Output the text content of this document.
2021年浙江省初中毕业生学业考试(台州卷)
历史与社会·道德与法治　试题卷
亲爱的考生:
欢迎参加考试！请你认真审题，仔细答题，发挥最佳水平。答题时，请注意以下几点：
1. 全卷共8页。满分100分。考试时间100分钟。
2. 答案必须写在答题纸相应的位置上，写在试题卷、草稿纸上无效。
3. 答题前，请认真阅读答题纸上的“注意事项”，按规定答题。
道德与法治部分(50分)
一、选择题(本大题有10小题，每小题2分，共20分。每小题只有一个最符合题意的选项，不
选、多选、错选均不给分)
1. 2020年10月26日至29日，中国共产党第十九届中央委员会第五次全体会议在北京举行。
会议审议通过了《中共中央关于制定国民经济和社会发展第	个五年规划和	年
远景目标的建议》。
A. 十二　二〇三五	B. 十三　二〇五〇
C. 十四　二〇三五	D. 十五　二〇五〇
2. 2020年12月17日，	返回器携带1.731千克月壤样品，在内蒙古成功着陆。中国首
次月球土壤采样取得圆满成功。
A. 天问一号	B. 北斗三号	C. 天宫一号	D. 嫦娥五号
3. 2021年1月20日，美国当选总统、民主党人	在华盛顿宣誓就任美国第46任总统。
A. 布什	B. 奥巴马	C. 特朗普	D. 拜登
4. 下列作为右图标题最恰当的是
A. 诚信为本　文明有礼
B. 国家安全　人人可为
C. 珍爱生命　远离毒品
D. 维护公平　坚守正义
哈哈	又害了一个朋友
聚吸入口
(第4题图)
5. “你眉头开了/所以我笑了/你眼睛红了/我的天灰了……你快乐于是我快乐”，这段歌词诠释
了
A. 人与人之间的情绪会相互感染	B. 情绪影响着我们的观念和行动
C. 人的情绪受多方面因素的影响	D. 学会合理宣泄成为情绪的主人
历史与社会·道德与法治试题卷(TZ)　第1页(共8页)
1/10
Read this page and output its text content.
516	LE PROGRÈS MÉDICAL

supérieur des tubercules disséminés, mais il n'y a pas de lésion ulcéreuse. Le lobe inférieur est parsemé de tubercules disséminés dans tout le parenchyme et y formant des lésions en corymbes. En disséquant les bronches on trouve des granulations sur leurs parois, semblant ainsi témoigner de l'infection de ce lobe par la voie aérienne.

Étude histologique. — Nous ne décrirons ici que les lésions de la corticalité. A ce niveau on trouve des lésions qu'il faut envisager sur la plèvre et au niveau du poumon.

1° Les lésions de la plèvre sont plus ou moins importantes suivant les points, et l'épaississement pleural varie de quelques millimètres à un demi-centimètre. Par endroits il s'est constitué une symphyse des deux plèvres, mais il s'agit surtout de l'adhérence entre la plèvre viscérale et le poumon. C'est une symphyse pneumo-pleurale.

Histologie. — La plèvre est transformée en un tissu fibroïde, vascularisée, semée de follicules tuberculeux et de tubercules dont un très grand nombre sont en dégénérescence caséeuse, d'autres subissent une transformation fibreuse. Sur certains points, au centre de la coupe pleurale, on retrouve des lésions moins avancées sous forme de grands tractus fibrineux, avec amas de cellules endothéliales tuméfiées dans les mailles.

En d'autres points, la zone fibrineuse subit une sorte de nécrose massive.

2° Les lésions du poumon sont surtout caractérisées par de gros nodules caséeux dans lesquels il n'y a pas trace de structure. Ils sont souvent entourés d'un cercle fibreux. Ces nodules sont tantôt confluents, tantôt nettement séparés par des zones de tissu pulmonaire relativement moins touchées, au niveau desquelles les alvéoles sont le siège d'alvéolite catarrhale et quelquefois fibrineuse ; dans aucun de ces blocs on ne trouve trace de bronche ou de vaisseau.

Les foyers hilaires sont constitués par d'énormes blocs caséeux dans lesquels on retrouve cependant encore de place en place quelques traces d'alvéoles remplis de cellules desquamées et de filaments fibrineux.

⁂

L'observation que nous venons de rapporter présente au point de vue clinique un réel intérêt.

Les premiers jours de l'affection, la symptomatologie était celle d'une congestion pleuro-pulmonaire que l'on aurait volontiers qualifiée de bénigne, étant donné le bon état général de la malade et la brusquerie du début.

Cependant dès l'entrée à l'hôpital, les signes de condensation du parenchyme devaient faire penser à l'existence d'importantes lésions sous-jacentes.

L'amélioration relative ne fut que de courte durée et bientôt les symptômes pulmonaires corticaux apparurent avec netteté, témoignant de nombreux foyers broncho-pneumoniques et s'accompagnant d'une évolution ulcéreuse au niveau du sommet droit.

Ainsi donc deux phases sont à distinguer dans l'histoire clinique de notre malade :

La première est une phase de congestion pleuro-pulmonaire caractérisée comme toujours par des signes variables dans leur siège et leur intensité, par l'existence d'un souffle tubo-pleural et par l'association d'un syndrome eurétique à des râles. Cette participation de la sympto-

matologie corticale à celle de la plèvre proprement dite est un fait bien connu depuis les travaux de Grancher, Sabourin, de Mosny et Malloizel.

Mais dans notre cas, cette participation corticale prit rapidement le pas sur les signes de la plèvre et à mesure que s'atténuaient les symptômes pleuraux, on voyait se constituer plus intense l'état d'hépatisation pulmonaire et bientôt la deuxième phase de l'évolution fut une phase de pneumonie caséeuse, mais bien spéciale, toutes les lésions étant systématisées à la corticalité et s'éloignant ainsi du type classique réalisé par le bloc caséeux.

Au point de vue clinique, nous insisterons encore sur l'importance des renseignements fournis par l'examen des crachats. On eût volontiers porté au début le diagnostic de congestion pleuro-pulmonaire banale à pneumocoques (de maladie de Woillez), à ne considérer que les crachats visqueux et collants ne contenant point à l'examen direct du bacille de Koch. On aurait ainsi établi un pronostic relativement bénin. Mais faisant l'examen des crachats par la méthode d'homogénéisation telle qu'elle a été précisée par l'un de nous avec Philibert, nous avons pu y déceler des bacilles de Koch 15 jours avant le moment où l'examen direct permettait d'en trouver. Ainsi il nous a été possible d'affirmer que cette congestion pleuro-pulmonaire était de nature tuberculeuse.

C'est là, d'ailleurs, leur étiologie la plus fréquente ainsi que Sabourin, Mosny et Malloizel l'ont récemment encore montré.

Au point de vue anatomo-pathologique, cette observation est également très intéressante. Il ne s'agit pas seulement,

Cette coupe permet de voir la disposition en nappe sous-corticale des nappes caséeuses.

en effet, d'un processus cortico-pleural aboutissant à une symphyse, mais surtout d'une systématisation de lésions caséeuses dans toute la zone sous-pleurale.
============
Write out all of the records once more, exactly.

Output the text content of this document.
2021年浙江省初中毕业生学业考试(台州卷)
历史与社会·道德与法治　试题卷
亲爱的考生:
欢迎参加考试！请你认真审题，仔细答题，发挥最佳水平。答题时，请注意以下几点：
1. 全卷共8页。满分100分。考试时间100分钟。
2. 答案必须写在答题纸相应的位置上，写在试题卷、草稿纸上无效。
3. 答题前，请认真阅读答题纸上的“注意事项”，按规定答题。
道德与法治部分(50分)
一、选择题(本大题有10小题，每小题2分，共20分。每小题只有一个最符合题意的选项，不
选、多选、错选均不给分)
1. 2020年10月26日至29日，中国共产党第十九届中央委员会第五次全体会议在北京举行。
会议审议通过了《中共中央关于制定国民经济和社会发展第	个五年规划和	年
远景目标的建议》。
A. 十二　二〇三五	B. 十三　二〇五〇
C. 十四　二〇三五	D. 十五　二〇五〇
2. 2020年12月17日，	返回器携带1.731千克月壤样品，在内蒙古成功着陆。中国首
次月球土壤采样取得圆满成功。
A. 天问一号	B. 北斗三号	C. 天宫一号	D. 嫦娥五号
3. 2021年1月20日，美国当选总统、民主党人	在华盛顿宣誓就任美国第46任总统。
A. 布什	B. 奥巴马	C. 特朗普	D. 拜登
4. 下列作为右图标题最恰当的是
A. 诚信为本　文明有礼
B. 国家安全　人人可为
C. 珍爱生命　远离毒品
D. 维护公平　坚守正义
哈哈	又害了一个朋友
聚吸入口
(第4题图)
5. “你眉头开了/所以我笑了/你眼睛红了/我的天灰了……你快乐于是我快乐”，这段歌词诠释
了
A. 人与人之间的情绪会相互感染	B. 情绪影响着我们的观念和行动
C. 人的情绪受多方面因素的影响	D. 学会合理宣泄成为情绪的主人
历史与社会·道德与法治试题卷(TZ)　第1页(共8页)
1/10
Read this page and output its text content.
516	LE PROGRÈS MÉDICAL

supérieur des tubercules disséminés, mais il n'y a pas de lésion ulcéreuse. Le lobe inférieur est parsemé de tubercules disséminés dans tout le parenchyme et y formant des lésions en corymbes. En disséquant les bronches on trouve des granulations sur leurs parois, semblant ainsi témoigner de l'infection de ce lobe par la voie aérienne.

Étude histologique. — Nous ne décrirons ici que les lésions de la corticalité. A ce niveau on trouve des lésions qu'il faut envisager sur la plèvre et au niveau du poumon.

1° Les lésions de la plèvre sont plus ou moins importantes suivant les points, et l'épaississement pleural varie de quelques millimètres à un demi-centimètre. Par endroits il s'est constitué une symphyse des deux plèvres, mais il s'agit surtout de l'adhérence entre la plèvre viscérale et le poumon. C'est une symphyse pneumo-pleurale.

Histologie. — La plèvre est transformée en un tissu fibroïde, vascularisée, semée de follicules tuberculeux et de tubercules dont un très grand nombre sont en dégénérescence caséeuse, d'autres subissent une transformation fibreuse. Sur certains points, au centre de la coupe pleurale, on retrouve des lésions moins avancées sous forme de grands tractus fibrineux, avec amas de cellules endothéliales tuméfiées dans les mailles.

En d'autres points, la zone fibrineuse subit une sorte de nécrose massive.

2° Les lésions du poumon sont surtout caractérisées par de gros nodules caséeux dans lesquels il n'y a pas trace de structure. Ils sont souvent entourés d'un cercle fibreux. Ces nodules sont tantôt confluents, tantôt nettement séparés par des zones de tissu pulmonaire relativement moins touchées, au niveau desquelles les alvéoles sont le siège d'alvéolite catarrhale et quelquefois fibrineuse ; dans aucun de ces blocs on ne trouve trace de bronche ou de vaisseau.

Les foyers hilaires sont constitués par d'énormes blocs caséeux dans lesquels on retrouve cependant encore de place en place quelques traces d'alvéoles remplis de cellules desquamées et de filaments fibrineux.

⁂

L'observation que nous venons de rapporter présente au point de vue clinique un réel intérêt.

Les premiers jours de l'affection, la symptomatologie était celle d'une congestion pleuro-pulmonaire que l'on aurait volontiers qualifiée de bénigne, étant donné le bon état général de la malade et la brusquerie du début.

Cependant dès l'entrée à l'hôpital, les signes de condensation du parenchyme devaient faire penser à l'existence d'importantes lésions sous-jacentes.

L'amélioration relative ne fut que de courte durée et bientôt les symptômes pulmonaires corticaux apparurent avec netteté, témoignant de nombreux foyers broncho-pneumoniques et s'accompagnant d'une évolution ulcéreuse au niveau du sommet droit.

Ainsi donc deux phases sont à distinguer dans l'histoire clinique de notre malade :

La première est une phase de congestion pleuro-pulmonaire caractérisée comme toujours par des signes variables dans leur siège et leur intensité, par l'existence d'un souffle tubo-pleural et par l'association d'un syndrome eurétique à des râles. Cette participation de la sympto-

matologie corticale à celle de la plèvre proprement dite est un fait bien connu depuis les travaux de Grancher, Sabourin, de Mosny et Malloizel.

Mais dans notre cas, cette participation corticale prit rapidement le pas sur les signes de la plèvre et à mesure que s'atténuaient les symptômes pleuraux, on voyait se constituer plus intense l'état d'hépatisation pulmonaire et bientôt la deuxième phase de l'évolution fut une phase de pneumonie caséeuse, mais bien spéciale, toutes les lésions étant systématisées à la corticalité et s'éloignant ainsi du type classique réalisé par le bloc caséeux.

Au point de vue clinique, nous insisterons encore sur l'importance des renseignements fournis par l'examen des crachats. On eût volontiers porté au début le diagnostic de congestion pleuro-pulmonaire banale à pneumocoques (de maladie de Woillez), à ne considérer que les crachats visqueux et collants ne contenant point à l'examen direct du bacille de Koch. On aurait ainsi établi un pronostic relativement bénin. Mais faisant l'examen des crachats par la méthode d'homogénéisation telle qu'elle a été précisée par l'un de nous avec Philibert, nous avons pu y déceler des bacilles de Koch 15 jours avant le moment où l'examen direct permettait d'en trouver. Ainsi il nous a été possible d'affirmer que cette congestion pleuro-pulmonaire était de nature tuberculeuse.

C'est là, d'ailleurs, leur étiologie la plus fréquente ainsi que Sabourin, Mosny et Malloizel l'ont récemment encore montré.

Au point de vue anatomo-pathologique, cette observation est également très intéressante. Il ne s'agit pas seulement,

Cette coupe permet de voir la disposition en nappe sous-corticale des nappes caséeuses.

en effet, d'un processus cortico-pleural aboutissant à une symphyse, mais surtout d'une systématisation de lésions caséeuses dans toute la zone sous-pleurale.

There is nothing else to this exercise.